Begin Extracted data
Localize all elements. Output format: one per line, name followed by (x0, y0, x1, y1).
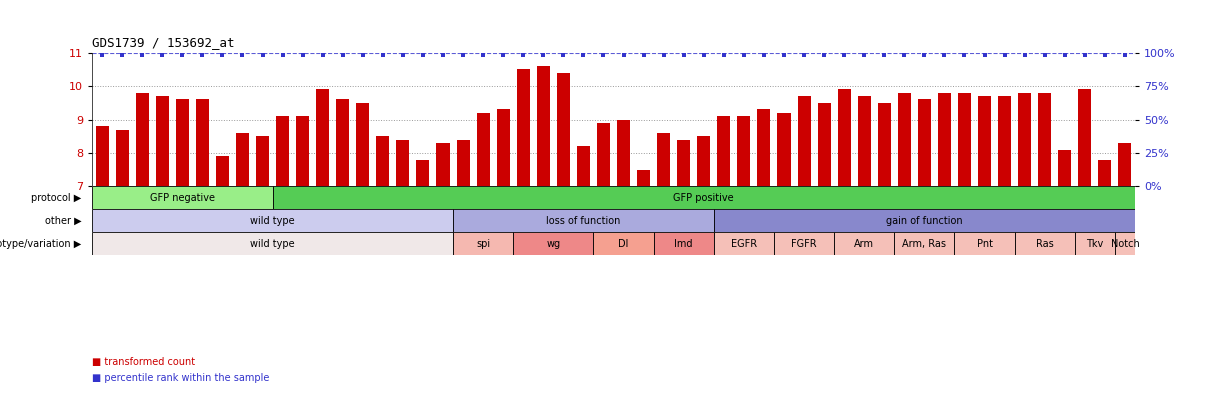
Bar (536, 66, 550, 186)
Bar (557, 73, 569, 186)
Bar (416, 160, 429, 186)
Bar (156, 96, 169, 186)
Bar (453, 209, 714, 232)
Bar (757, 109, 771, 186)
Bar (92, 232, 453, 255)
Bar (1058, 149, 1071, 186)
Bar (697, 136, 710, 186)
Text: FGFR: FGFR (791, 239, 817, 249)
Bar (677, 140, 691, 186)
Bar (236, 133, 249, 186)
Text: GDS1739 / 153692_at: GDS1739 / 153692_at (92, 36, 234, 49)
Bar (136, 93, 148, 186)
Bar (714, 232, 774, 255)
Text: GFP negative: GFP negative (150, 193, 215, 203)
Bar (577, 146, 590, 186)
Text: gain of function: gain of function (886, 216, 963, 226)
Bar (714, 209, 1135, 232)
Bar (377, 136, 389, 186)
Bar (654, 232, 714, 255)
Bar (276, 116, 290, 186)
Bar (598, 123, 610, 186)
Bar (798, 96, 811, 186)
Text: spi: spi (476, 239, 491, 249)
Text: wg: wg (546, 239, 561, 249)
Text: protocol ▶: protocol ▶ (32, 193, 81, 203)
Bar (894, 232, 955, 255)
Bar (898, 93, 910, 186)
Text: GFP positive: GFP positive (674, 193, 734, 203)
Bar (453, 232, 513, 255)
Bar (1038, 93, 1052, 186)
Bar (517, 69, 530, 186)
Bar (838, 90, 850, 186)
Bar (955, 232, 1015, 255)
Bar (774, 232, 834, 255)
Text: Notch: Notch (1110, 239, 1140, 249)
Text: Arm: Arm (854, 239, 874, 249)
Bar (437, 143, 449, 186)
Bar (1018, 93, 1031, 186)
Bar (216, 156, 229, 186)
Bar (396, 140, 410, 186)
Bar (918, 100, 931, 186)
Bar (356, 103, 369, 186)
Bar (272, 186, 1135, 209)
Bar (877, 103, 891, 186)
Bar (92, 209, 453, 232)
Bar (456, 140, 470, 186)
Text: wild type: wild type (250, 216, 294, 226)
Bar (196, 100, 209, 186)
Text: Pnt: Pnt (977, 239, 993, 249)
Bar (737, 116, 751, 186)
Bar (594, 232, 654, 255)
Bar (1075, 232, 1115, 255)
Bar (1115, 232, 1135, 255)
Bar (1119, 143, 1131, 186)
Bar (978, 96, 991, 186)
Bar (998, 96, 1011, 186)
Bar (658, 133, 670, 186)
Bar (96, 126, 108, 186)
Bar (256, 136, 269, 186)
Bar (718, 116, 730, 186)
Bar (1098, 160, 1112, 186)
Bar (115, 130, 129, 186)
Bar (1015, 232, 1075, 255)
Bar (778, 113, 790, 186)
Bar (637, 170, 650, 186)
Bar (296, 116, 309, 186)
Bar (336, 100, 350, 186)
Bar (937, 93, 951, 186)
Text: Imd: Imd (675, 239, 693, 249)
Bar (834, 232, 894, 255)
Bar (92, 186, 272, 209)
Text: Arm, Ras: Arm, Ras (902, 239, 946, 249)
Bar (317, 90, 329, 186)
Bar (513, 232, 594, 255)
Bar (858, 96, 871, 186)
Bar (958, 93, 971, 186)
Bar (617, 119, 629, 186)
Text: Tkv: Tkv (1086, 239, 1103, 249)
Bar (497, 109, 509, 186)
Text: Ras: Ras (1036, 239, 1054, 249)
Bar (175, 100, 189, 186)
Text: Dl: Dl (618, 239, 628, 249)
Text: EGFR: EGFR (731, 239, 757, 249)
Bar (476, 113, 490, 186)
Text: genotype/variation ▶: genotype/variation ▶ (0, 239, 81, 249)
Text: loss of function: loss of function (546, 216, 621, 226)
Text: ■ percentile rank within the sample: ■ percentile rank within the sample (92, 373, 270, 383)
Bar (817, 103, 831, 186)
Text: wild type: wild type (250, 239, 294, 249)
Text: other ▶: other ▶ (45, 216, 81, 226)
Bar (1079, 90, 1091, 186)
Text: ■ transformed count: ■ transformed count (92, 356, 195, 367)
End Extracted data
Begin Extracted data
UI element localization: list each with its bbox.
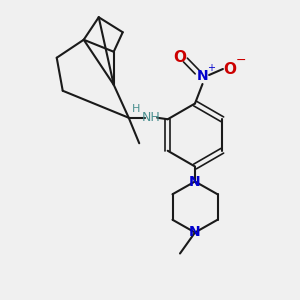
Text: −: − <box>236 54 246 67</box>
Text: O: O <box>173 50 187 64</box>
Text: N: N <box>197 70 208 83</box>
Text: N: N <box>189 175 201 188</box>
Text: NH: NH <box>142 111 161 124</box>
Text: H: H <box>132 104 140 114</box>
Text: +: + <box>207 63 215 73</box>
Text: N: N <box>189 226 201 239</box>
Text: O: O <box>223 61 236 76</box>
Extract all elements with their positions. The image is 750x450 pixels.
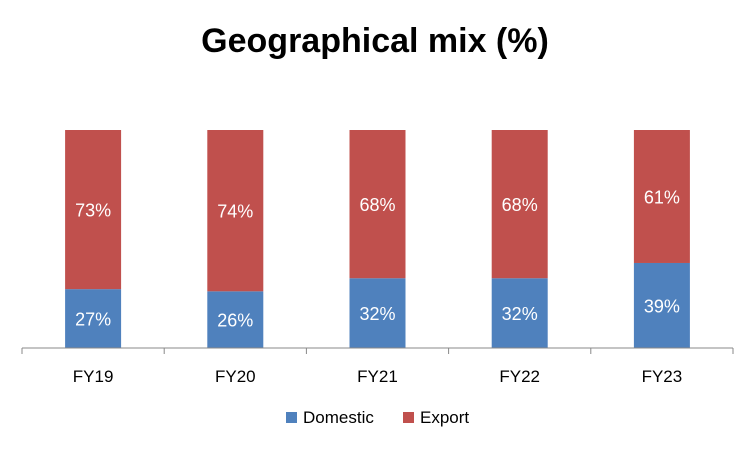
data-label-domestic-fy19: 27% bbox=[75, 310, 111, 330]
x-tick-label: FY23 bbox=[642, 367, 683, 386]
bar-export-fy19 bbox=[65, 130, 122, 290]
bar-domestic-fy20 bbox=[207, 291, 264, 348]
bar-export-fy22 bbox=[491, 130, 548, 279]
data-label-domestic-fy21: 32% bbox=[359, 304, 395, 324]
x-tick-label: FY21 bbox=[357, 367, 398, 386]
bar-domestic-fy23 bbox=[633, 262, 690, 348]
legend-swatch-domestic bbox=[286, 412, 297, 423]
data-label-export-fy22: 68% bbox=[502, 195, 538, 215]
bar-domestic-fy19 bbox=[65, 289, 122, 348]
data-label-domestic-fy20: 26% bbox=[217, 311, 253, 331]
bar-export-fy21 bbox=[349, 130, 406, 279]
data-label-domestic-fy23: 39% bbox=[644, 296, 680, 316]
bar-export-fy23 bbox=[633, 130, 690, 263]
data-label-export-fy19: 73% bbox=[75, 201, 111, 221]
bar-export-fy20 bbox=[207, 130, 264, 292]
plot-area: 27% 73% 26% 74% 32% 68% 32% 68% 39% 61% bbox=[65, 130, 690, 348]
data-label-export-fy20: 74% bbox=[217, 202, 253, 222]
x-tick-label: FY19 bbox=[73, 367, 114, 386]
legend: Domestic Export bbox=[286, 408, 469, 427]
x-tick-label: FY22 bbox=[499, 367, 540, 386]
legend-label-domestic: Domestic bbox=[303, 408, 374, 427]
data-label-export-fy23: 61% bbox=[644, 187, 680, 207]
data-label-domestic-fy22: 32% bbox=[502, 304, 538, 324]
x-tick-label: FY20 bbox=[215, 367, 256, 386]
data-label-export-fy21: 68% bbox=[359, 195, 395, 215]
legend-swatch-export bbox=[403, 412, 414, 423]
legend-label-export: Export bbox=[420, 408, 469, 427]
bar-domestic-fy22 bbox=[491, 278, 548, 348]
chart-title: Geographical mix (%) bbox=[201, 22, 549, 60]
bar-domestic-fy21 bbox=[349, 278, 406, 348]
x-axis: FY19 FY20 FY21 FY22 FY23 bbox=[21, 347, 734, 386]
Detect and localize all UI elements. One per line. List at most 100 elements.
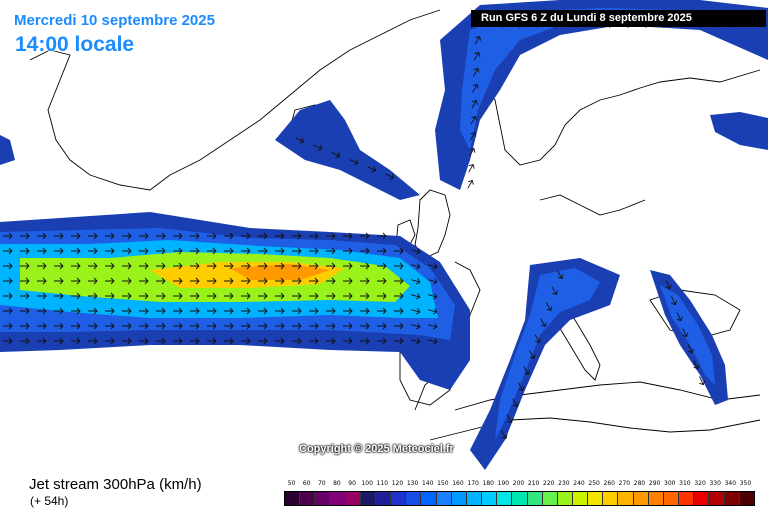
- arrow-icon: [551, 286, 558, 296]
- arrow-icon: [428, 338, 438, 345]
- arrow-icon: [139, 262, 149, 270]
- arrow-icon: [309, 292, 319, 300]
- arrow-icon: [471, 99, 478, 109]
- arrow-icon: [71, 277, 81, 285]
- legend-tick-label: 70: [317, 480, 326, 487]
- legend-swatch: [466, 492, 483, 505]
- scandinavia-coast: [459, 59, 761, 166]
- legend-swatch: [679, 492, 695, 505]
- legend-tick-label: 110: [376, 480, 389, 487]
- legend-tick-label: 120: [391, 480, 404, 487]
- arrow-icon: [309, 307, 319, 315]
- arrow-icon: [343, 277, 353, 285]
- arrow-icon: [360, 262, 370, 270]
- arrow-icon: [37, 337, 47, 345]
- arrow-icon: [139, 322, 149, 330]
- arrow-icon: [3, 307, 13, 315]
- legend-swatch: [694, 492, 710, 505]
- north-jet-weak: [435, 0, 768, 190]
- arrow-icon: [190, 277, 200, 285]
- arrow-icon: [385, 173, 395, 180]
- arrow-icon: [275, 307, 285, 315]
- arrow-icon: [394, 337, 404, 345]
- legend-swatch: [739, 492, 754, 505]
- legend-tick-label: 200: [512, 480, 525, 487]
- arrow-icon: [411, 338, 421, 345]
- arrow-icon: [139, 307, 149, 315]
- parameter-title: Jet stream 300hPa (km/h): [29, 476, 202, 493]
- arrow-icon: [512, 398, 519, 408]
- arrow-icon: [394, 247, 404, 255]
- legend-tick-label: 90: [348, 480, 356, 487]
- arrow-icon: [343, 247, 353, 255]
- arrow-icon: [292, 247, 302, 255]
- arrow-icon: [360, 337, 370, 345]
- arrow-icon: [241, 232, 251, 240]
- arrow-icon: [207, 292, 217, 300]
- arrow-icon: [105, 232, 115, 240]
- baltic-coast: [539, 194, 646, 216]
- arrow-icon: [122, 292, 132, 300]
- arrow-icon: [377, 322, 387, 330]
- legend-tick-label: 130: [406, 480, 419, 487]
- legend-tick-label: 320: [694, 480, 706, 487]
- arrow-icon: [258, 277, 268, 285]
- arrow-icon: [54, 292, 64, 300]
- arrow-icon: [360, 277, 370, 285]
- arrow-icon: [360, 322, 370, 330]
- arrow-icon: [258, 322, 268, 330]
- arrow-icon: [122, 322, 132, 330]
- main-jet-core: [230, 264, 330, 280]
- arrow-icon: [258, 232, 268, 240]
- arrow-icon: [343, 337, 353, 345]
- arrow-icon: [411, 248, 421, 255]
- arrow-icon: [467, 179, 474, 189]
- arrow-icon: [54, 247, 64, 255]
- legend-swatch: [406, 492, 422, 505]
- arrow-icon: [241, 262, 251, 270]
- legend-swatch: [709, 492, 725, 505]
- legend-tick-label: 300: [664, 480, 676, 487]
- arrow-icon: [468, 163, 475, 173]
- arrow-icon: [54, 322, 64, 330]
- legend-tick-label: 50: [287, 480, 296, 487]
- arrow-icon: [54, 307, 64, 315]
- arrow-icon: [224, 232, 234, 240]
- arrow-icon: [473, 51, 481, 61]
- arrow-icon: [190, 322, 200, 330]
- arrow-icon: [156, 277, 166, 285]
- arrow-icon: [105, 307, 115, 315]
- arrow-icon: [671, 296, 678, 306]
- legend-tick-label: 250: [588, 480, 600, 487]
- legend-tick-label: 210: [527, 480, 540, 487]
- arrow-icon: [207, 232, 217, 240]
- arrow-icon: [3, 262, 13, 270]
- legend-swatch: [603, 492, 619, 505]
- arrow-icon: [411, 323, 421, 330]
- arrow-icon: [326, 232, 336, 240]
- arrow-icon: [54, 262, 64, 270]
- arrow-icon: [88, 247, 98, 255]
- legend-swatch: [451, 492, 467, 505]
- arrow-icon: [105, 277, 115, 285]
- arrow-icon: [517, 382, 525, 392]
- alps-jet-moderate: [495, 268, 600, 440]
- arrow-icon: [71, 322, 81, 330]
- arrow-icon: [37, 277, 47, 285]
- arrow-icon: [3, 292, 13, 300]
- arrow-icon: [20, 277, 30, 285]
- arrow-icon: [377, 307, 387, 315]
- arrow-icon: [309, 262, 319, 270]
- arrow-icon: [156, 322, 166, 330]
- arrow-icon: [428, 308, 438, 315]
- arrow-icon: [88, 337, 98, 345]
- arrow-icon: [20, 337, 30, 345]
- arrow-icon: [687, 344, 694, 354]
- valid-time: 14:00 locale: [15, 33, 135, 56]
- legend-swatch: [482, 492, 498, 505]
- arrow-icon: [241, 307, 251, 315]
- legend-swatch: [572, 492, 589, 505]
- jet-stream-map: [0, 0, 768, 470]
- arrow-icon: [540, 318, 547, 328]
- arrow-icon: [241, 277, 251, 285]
End Extracted data
### Challenge
Echo the data from the line with "- arrow-icon: [551, 286, 558, 296]" to the line with "- arrow-icon: [343, 337, 353, 345]", inclusive.

### Full response
- arrow-icon: [551, 286, 558, 296]
- arrow-icon: [428, 338, 438, 345]
- arrow-icon: [139, 262, 149, 270]
- arrow-icon: [309, 292, 319, 300]
- arrow-icon: [471, 99, 478, 109]
- arrow-icon: [71, 277, 81, 285]
- legend-tick-label: 70: [317, 480, 326, 487]
- legend-swatch: [466, 492, 483, 505]
- scandinavia-coast: [459, 59, 761, 166]
- legend-swatch: [679, 492, 695, 505]
- legend-tick-label: 110: [376, 480, 389, 487]
- legend-tick-label: 120: [391, 480, 404, 487]
- arrow-icon: [309, 307, 319, 315]
- arrow-icon: [343, 277, 353, 285]
- arrow-icon: [360, 262, 370, 270]
- arrow-icon: [37, 337, 47, 345]
- arrow-icon: [139, 322, 149, 330]
- arrow-icon: [3, 307, 13, 315]
- legend-swatch: [694, 492, 710, 505]
- north-jet-weak: [435, 0, 768, 190]
- arrow-icon: [190, 277, 200, 285]
- arrow-icon: [385, 173, 395, 180]
- arrow-icon: [275, 307, 285, 315]
- arrow-icon: [394, 337, 404, 345]
- legend-swatch: [739, 492, 754, 505]
- legend-tick-label: 200: [512, 480, 525, 487]
- arrow-icon: [411, 338, 421, 345]
- arrow-icon: [139, 307, 149, 315]
- parameter-title: Jet stream 300hPa (km/h): [29, 476, 202, 493]
- arrow-icon: [512, 398, 519, 408]
- arrow-icon: [394, 247, 404, 255]
- legend-tick-label: 90: [348, 480, 356, 487]
- arrow-icon: [343, 247, 353, 255]
- arrow-icon: [292, 247, 302, 255]
- arrow-icon: [360, 337, 370, 345]
- arrow-icon: [241, 232, 251, 240]
- arrow-icon: [207, 292, 217, 300]
- arrow-icon: [105, 232, 115, 240]
- baltic-coast: [539, 194, 646, 216]
- arrow-icon: [122, 292, 132, 300]
- arrow-icon: [377, 322, 387, 330]
- legend-tick-label: 130: [406, 480, 419, 487]
- legend-tick-label: 320: [694, 480, 706, 487]
- arrow-icon: [258, 277, 268, 285]
- arrow-icon: [54, 292, 64, 300]
- arrow-icon: [360, 277, 370, 285]
- arrow-icon: [360, 322, 370, 330]
- arrow-icon: [258, 322, 268, 330]
- arrow-icon: [122, 322, 132, 330]
- main-jet-core: [230, 264, 330, 280]
- arrow-icon: [258, 232, 268, 240]
- arrow-icon: [343, 337, 353, 345]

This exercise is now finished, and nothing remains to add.